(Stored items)

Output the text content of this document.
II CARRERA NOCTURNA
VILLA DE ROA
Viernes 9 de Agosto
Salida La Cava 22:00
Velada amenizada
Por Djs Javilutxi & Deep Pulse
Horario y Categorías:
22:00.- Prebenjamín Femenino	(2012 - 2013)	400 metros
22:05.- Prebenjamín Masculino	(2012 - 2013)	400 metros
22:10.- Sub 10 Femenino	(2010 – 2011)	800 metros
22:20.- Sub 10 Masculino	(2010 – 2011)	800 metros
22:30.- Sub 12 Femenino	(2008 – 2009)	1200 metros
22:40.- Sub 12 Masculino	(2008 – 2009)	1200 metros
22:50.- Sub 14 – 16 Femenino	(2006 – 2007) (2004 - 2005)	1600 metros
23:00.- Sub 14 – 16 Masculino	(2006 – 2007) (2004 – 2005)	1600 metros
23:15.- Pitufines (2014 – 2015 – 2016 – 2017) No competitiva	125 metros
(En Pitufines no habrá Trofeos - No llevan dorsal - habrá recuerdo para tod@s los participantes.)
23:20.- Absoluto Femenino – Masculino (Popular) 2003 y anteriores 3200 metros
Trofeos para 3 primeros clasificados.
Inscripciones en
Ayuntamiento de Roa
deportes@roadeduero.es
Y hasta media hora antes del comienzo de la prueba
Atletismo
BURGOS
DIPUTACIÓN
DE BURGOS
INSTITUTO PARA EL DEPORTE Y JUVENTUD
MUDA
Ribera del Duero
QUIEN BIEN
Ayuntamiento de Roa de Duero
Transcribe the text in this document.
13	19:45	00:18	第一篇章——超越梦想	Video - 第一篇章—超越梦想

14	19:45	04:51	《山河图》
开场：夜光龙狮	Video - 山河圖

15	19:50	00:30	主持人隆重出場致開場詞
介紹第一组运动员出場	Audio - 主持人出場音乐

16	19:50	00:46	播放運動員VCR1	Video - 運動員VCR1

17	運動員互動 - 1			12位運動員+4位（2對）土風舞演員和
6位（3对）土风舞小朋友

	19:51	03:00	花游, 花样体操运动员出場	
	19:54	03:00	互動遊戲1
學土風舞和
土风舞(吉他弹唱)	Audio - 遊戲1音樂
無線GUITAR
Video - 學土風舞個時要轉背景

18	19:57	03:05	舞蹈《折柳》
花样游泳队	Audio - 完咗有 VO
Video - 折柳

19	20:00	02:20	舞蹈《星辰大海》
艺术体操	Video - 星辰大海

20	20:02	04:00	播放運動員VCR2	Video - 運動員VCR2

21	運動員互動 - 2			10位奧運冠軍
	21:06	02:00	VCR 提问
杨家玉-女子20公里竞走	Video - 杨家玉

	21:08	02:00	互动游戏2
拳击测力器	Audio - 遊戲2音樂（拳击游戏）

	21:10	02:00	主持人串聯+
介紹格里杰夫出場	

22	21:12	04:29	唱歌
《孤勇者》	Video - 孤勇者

THE EXERCISE: Above are the records; copy exactly the lines from the one with "Transcribe the text in this document." through the final line.

TASK ANSWER:
Transcribe the text in this document.
13	19:45	00:18	第一篇章——超越梦想	Video - 第一篇章—超越梦想

14	19:45	04:51	《山河图》
开场：夜光龙狮	Video - 山河圖

15	19:50	00:30	主持人隆重出場致開場詞
介紹第一组运动员出場	Audio - 主持人出場音乐

16	19:50	00:46	播放運動員VCR1	Video - 運動員VCR1

17	運動員互動 - 1			12位運動員+4位（2對）土風舞演員和
6位（3对）土风舞小朋友

	19:51	03:00	花游, 花样体操运动员出場	
	19:54	03:00	互動遊戲1
學土風舞和
土风舞(吉他弹唱)	Audio - 遊戲1音樂
無線GUITAR
Video - 學土風舞個時要轉背景

18	19:57	03:05	舞蹈《折柳》
花样游泳队	Audio - 完咗有 VO
Video - 折柳

19	20:00	02:20	舞蹈《星辰大海》
艺术体操	Video - 星辰大海

20	20:02	04:00	播放運動員VCR2	Video - 運動員VCR2

21	運動員互動 - 2			10位奧運冠軍
	21:06	02:00	VCR 提问
杨家玉-女子20公里竞走	Video - 杨家玉

	21:08	02:00	互动游戏2
拳击测力器	Audio - 遊戲2音樂（拳击游戏）

	21:10	02:00	主持人串聯+
介紹格里杰夫出場	

22	21:12	04:29	唱歌
《孤勇者》	Video - 孤勇者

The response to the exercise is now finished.